> _EXERCISE GOAL_
Gather the lines from the material that contain "caption".

> _INPUT FOR THIS TASK_
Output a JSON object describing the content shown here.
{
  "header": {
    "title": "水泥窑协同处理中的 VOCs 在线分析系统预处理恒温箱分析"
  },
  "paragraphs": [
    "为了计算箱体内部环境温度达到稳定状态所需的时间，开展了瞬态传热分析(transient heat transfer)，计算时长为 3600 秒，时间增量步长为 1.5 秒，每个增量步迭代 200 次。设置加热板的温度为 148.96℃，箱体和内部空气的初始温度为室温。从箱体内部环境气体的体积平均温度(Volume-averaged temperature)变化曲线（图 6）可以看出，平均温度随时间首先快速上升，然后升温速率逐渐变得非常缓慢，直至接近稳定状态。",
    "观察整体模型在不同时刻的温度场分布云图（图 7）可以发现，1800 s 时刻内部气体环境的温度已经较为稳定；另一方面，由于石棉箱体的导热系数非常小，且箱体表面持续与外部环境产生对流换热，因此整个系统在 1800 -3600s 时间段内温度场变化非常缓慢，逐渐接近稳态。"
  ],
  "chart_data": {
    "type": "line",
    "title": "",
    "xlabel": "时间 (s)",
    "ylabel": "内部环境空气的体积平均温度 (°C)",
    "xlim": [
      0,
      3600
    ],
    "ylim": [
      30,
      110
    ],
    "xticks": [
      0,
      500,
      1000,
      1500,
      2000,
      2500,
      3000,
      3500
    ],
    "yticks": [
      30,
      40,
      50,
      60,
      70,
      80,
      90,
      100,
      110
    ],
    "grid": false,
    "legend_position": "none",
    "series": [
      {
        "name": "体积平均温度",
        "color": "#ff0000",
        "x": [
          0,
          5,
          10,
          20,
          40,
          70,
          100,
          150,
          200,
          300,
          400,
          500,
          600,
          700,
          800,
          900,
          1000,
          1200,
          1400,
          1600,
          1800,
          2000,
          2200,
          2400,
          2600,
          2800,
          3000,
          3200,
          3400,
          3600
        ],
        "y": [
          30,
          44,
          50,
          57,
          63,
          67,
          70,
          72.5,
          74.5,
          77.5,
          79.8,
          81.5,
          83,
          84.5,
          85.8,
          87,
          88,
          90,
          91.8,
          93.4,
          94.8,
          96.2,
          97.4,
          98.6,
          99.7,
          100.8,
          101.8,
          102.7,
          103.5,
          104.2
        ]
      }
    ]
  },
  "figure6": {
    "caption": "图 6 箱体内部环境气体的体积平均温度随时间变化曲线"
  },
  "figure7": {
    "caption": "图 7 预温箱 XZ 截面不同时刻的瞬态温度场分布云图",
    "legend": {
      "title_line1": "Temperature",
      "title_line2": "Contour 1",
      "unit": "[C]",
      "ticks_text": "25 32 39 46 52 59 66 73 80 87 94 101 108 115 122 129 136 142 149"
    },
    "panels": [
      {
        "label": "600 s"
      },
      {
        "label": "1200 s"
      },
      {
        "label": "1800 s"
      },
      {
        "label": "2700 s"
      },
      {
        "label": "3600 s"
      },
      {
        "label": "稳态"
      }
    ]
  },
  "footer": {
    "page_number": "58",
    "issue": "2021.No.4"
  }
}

> _RESULT FOR THIS TASK_
    "caption": "图 6 箱体内部环境气体的体积平均温度随时间变化曲线"
    "caption": "图 7 预温箱 XZ 截面不同时刻的瞬态温度场分布云图",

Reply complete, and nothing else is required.